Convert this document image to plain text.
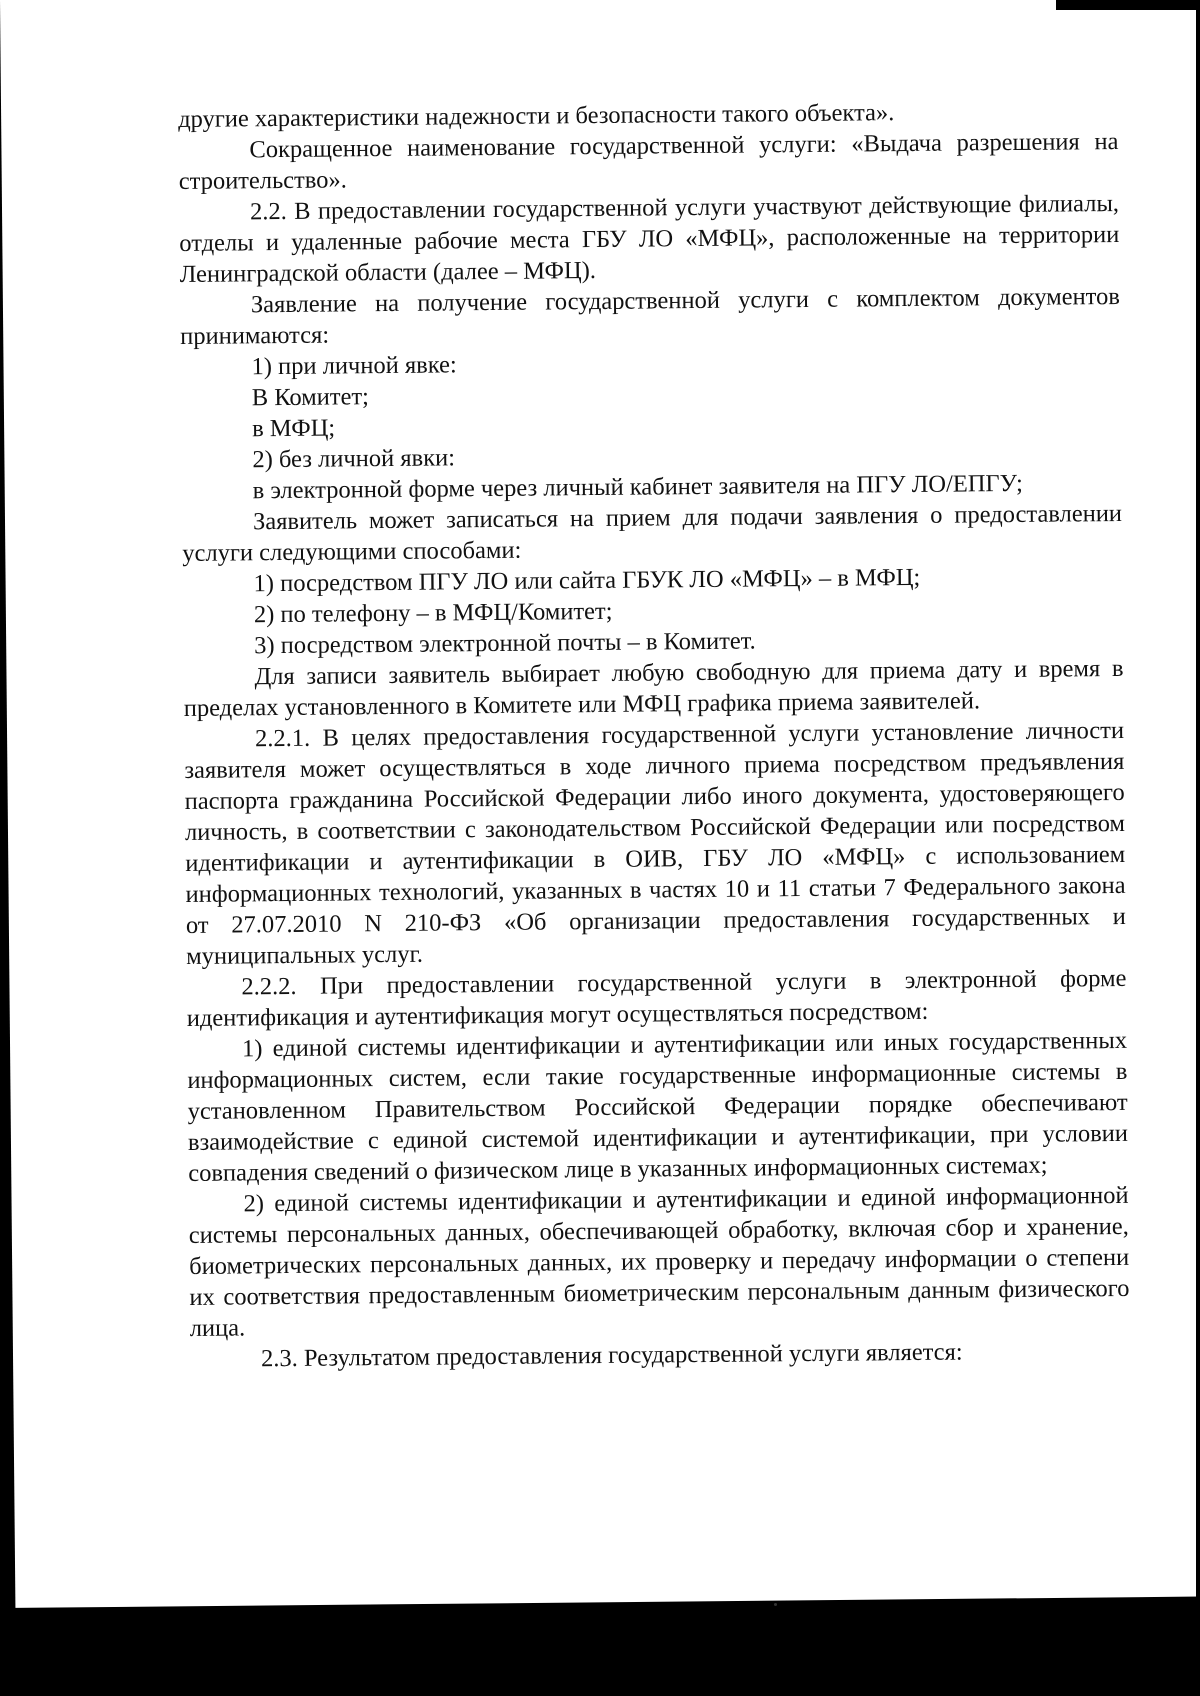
другие характеристики надежности и безопасности такого объекта».

Сокращенное наименование государственной услуги: «Выдача разрешения на строительство».

2.2. В предоставлении государственной услуги участвуют действующие филиалы, отделы и удаленные рабочие места ГБУ ЛО «МФЦ», расположенные на территории Ленинградской области (далее – МФЦ).

Заявление на получение государственной услуги с комплектом документов принимаются:

1) при личной явке:

В Комитет;

в МФЦ;

2) без личной явки:

в электронной форме через личный кабинет заявителя на ПГУ ЛО/ЕПГУ;

Заявитель может записаться на прием для подачи заявления о предоставлении услуги следующими способами:

1) посредством ПГУ ЛО или сайта ГБУК ЛО «МФЦ» – в МФЦ;

2) по телефону – в МФЦ/Комитет;

3) посредством электронной почты – в Комитет.

Для записи заявитель выбирает любую свободную для приема дату и время в пределах установленного в Комитете или МФЦ графика приема заявителей.

2.2.1. В целях предоставления государственной услуги установление личности заявителя может осуществляться в ходе личного приема посредством предъявления паспорта гражданина Российской Федерации либо иного документа, удостоверяющего личность, в соответствии с законодательством Российской Федерации или посредством идентификации и аутентификации в ОИВ, ГБУ ЛО «МФЦ» с использованием информационных технологий, указанных в частях 10 и 11 статьи 7 Федерального закона от 27.07.2010 N 210-ФЗ «Об организации предоставления государственных и муниципальных услуг.

2.2.2. При предоставлении государственной услуги в электронной форме идентификация и аутентификация могут осуществляться посредством:

1) единой системы идентификации и аутентификации или иных государственных информационных систем, если такие государственные информационные системы в установленном Правительством Российской Федерации порядке обеспечивают взаимодействие с единой системой идентификации и аутентификации, при условии совпадения сведений о физическом лице в указанных информационных системах;

2) единой системы идентификации и аутентификации и единой информационной системы персональных данных, обеспечивающей обработку, включая сбор и хранение, биометрических персональных данных, их проверку и передачу информации о степени их соответствия предоставленным биометрическим персональным данным физического лица.

2.3. Результатом предоставления государственной услуги является:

──────

**Task instructions:** Write out every line of the entries that holds the word "предоставлении".

**Answer for the task:**
2.2. В предоставлении государственной услуги участвуют действующие филиалы, отделы и удаленные рабочие места ГБУ ЛО «МФЦ», расположенные на территории Ленинградской области (далее – МФЦ).
Заявитель может записаться на прием для подачи заявления о предоставлении услуги следующими способами:
2.2.2. При предоставлении государственной услуги в электронной форме идентификация и аутентификация могут осуществляться посредством:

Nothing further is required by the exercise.